**Aim of the task:** Copy, in full, each line of the material that holds the word "egestas".

Stored data entries:
■ ■ ■
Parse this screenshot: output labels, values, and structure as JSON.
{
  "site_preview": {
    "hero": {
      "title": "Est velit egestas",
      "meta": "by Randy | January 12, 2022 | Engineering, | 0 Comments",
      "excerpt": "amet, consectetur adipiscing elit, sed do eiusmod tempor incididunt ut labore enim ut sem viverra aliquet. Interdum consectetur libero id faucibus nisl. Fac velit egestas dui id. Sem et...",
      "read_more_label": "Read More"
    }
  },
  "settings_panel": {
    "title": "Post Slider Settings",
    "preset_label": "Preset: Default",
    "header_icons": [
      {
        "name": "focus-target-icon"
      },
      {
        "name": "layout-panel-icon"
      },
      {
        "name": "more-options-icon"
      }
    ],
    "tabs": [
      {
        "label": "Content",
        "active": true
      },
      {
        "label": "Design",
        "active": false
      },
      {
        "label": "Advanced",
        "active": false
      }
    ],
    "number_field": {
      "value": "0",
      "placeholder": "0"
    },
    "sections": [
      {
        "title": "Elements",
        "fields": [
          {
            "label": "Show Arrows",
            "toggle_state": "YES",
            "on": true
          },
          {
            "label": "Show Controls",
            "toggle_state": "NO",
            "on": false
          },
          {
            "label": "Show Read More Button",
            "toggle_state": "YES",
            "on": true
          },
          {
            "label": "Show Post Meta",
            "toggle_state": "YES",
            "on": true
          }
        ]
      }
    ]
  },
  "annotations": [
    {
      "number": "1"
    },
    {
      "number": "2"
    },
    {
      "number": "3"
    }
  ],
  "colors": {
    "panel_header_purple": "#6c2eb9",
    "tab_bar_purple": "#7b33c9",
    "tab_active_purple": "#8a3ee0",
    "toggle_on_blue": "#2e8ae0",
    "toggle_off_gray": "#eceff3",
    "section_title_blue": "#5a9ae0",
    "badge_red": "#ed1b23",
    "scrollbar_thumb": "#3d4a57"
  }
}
■ ■ ■
**Reply:**
      "title": "Est velit egestas",
      "excerpt": "amet, consectetur adipiscing elit, sed do eiusmod tempor incididunt ut labore enim ut sem viverra aliquet. Interdum consectetur libero id faucibus nisl. Fac velit egestas dui id. Sem et...",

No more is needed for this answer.